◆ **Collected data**
________________________

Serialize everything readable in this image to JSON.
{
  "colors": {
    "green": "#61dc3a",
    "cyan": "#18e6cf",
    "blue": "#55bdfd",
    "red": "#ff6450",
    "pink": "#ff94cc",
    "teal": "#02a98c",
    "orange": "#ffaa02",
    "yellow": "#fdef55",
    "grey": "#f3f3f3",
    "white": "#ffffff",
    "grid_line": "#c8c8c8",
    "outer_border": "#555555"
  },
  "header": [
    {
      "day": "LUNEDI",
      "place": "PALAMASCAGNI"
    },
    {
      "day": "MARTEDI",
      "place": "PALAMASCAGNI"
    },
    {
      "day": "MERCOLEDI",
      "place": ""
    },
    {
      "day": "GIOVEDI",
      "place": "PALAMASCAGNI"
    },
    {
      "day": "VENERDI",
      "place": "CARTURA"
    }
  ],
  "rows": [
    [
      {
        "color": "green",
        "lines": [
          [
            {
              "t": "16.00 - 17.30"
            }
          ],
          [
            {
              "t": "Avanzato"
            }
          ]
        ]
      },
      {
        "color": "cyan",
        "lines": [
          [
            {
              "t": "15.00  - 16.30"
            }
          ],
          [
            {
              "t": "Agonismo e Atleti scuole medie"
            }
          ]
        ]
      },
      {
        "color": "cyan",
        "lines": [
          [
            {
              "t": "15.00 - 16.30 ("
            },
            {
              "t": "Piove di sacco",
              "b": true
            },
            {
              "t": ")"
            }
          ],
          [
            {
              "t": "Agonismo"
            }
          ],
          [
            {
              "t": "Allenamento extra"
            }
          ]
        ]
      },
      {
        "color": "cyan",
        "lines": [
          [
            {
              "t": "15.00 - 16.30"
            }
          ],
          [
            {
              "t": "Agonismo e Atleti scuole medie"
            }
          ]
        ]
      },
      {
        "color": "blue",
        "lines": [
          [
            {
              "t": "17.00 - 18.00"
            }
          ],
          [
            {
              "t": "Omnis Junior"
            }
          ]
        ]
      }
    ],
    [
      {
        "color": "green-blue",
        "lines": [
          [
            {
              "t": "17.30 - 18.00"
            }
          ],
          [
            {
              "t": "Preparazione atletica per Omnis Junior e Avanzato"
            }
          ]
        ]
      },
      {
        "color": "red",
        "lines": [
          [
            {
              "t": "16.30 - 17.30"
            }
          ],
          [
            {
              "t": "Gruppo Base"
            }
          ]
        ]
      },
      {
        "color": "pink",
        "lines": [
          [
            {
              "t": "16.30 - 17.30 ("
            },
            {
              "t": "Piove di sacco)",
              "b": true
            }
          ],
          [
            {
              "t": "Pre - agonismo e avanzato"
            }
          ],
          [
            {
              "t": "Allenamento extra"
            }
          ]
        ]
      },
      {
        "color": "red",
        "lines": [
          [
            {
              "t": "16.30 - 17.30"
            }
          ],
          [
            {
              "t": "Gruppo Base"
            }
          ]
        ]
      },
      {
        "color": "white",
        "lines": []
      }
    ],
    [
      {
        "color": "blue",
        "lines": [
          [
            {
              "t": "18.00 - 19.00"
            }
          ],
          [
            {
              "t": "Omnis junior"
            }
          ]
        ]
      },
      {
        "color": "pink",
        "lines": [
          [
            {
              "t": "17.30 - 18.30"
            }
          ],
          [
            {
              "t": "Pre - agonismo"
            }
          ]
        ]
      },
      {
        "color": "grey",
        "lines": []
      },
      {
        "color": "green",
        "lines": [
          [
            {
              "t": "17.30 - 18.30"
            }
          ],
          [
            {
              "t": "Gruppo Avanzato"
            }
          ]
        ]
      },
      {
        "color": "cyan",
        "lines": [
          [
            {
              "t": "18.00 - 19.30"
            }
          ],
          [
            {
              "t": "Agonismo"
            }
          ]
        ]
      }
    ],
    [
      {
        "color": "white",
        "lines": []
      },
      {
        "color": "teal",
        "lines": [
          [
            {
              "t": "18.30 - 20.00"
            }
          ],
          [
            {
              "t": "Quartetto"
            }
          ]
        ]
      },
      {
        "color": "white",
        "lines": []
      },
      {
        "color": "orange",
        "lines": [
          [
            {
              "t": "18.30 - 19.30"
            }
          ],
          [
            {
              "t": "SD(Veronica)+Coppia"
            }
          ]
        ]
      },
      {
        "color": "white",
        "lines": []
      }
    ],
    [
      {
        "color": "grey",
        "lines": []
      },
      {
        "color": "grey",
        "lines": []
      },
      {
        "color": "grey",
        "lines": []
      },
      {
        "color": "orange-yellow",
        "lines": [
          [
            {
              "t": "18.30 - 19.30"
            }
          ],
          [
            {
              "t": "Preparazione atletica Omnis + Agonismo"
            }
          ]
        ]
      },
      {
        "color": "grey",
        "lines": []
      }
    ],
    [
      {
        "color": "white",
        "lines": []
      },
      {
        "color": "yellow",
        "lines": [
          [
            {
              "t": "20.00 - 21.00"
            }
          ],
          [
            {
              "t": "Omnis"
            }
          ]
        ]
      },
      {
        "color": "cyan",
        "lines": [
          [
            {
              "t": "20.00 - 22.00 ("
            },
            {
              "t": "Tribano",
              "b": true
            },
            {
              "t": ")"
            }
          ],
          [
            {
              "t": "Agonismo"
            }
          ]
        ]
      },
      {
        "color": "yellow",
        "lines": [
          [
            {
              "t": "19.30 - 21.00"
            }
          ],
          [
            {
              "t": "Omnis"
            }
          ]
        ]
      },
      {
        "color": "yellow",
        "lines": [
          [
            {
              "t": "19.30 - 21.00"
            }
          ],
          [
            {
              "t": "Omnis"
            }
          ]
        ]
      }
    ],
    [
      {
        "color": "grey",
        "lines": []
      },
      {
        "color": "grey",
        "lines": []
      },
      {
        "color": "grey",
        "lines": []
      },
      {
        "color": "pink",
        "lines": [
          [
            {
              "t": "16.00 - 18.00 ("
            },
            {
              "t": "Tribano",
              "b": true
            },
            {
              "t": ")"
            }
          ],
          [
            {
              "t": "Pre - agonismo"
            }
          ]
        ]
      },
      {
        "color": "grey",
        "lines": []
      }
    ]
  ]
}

________________________

◆ **Challenge**
Print every entry exactly as written.

◆ **The solution**
Serialize everything readable in this image to JSON.
{
  "colors": {
    "green": "#61dc3a",
    "cyan": "#18e6cf",
    "blue": "#55bdfd",
    "red": "#ff6450",
    "pink": "#ff94cc",
    "teal": "#02a98c",
    "orange": "#ffaa02",
    "yellow": "#fdef55",
    "grey": "#f3f3f3",
    "white": "#ffffff",
    "grid_line": "#c8c8c8",
    "outer_border": "#555555"
  },
  "header": [
    {
      "day": "LUNEDI",
      "place": "PALAMASCAGNI"
    },
    {
      "day": "MARTEDI",
      "place": "PALAMASCAGNI"
    },
    {
      "day": "MERCOLEDI",
      "place": ""
    },
    {
      "day": "GIOVEDI",
      "place": "PALAMASCAGNI"
    },
    {
      "day": "VENERDI",
      "place": "CARTURA"
    }
  ],
  "rows": [
    [
      {
        "color": "green",
        "lines": [
          [
            {
              "t": "16.00 - 17.30"
            }
          ],
          [
            {
              "t": "Avanzato"
            }
          ]
        ]
      },
      {
        "color": "cyan",
        "lines": [
          [
            {
              "t": "15.00  - 16.30"
            }
          ],
          [
            {
              "t": "Agonismo e Atleti scuole medie"
            }
          ]
        ]
      },
      {
        "color": "cyan",
        "lines": [
          [
            {
              "t": "15.00 - 16.30 ("
            },
            {
              "t": "Piove di sacco",
              "b": true
            },
            {
              "t": ")"
            }
          ],
          [
            {
              "t": "Agonismo"
            }
          ],
          [
            {
              "t": "Allenamento extra"
            }
          ]
        ]
      },
      {
        "color": "cyan",
        "lines": [
          [
            {
              "t": "15.00 - 16.30"
            }
          ],
          [
            {
              "t": "Agonismo e Atleti scuole medie"
            }
          ]
        ]
      },
      {
        "color": "blue",
        "lines": [
          [
            {
              "t": "17.00 - 18.00"
            }
          ],
          [
            {
              "t": "Omnis Junior"
            }
          ]
        ]
      }
    ],
    [
      {
        "color": "green-blue",
        "lines": [
          [
            {
              "t": "17.30 - 18.00"
            }
          ],
          [
            {
              "t": "Preparazione atletica per Omnis Junior e Avanzato"
            }
          ]
        ]
      },
      {
        "color": "red",
        "lines": [
          [
            {
              "t": "16.30 - 17.30"
            }
          ],
          [
            {
              "t": "Gruppo Base"
            }
          ]
        ]
      },
      {
        "color": "pink",
        "lines": [
          [
            {
              "t": "16.30 - 17.30 ("
            },
            {
              "t": "Piove di sacco)",
              "b": true
            }
          ],
          [
            {
              "t": "Pre - agonismo e avanzato"
            }
          ],
          [
            {
              "t": "Allenamento extra"
            }
          ]
        ]
      },
      {
        "color": "red",
        "lines": [
          [
            {
              "t": "16.30 - 17.30"
            }
          ],
          [
            {
              "t": "Gruppo Base"
            }
          ]
        ]
      },
      {
        "color": "white",
        "lines": []
      }
    ],
    [
      {
        "color": "blue",
        "lines": [
          [
            {
              "t": "18.00 - 19.00"
            }
          ],
          [
            {
              "t": "Omnis junior"
            }
          ]
        ]
      },
      {
        "color": "pink",
        "lines": [
          [
            {
              "t": "17.30 - 18.30"
            }
          ],
          [
            {
              "t": "Pre - agonismo"
            }
          ]
        ]
      },
      {
        "color": "grey",
        "lines": []
      },
      {
        "color": "green",
        "lines": [
          [
            {
              "t": "17.30 - 18.30"
            }
          ],
          [
            {
              "t": "Gruppo Avanzato"
            }
          ]
        ]
      },
      {
        "color": "cyan",
        "lines": [
          [
            {
              "t": "18.00 - 19.30"
            }
          ],
          [
            {
              "t": "Agonismo"
            }
          ]
        ]
      }
    ],
    [
      {
        "color": "white",
        "lines": []
      },
      {
        "color": "teal",
        "lines": [
          [
            {
              "t": "18.30 - 20.00"
            }
          ],
          [
            {
              "t": "Quartetto"
            }
          ]
        ]
      },
      {
        "color": "white",
        "lines": []
      },
      {
        "color": "orange",
        "lines": [
          [
            {
              "t": "18.30 - 19.30"
            }
          ],
          [
            {
              "t": "SD(Veronica)+Coppia"
            }
          ]
        ]
      },
      {
        "color": "white",
        "lines": []
      }
    ],
    [
      {
        "color": "grey",
        "lines": []
      },
      {
        "color": "grey",
        "lines": []
      },
      {
        "color": "grey",
        "lines": []
      },
      {
        "color": "orange-yellow",
        "lines": [
          [
            {
              "t": "18.30 - 19.30"
            }
          ],
          [
            {
              "t": "Preparazione atletica Omnis + Agonismo"
            }
          ]
        ]
      },
      {
        "color": "grey",
        "lines": []
      }
    ],
    [
      {
        "color": "white",
        "lines": []
      },
      {
        "color": "yellow",
        "lines": [
          [
            {
              "t": "20.00 - 21.00"
            }
          ],
          [
            {
              "t": "Omnis"
            }
          ]
        ]
      },
      {
        "color": "cyan",
        "lines": [
          [
            {
              "t": "20.00 - 22.00 ("
            },
            {
              "t": "Tribano",
              "b": true
            },
            {
              "t": ")"
            }
          ],
          [
            {
              "t": "Agonismo"
            }
          ]
        ]
      },
      {
        "color": "yellow",
        "lines": [
          [
            {
              "t": "19.30 - 21.00"
            }
          ],
          [
            {
              "t": "Omnis"
            }
          ]
        ]
      },
      {
        "color": "yellow",
        "lines": [
          [
            {
              "t": "19.30 - 21.00"
            }
          ],
          [
            {
              "t": "Omnis"
            }
          ]
        ]
      }
    ],
    [
      {
        "color": "grey",
        "lines": []
      },
      {
        "color": "grey",
        "lines": []
      },
      {
        "color": "grey",
        "lines": []
      },
      {
        "color": "pink",
        "lines": [
          [
            {
              "t": "16.00 - 18.00 ("
            },
            {
              "t": "Tribano",
              "b": true
            },
            {
              "t": ")"
            }
          ],
          [
            {
              "t": "Pre - agonismo"
            }
          ]
        ]
      },
      {
        "color": "grey",
        "lines": []
      }
    ]
  ]
}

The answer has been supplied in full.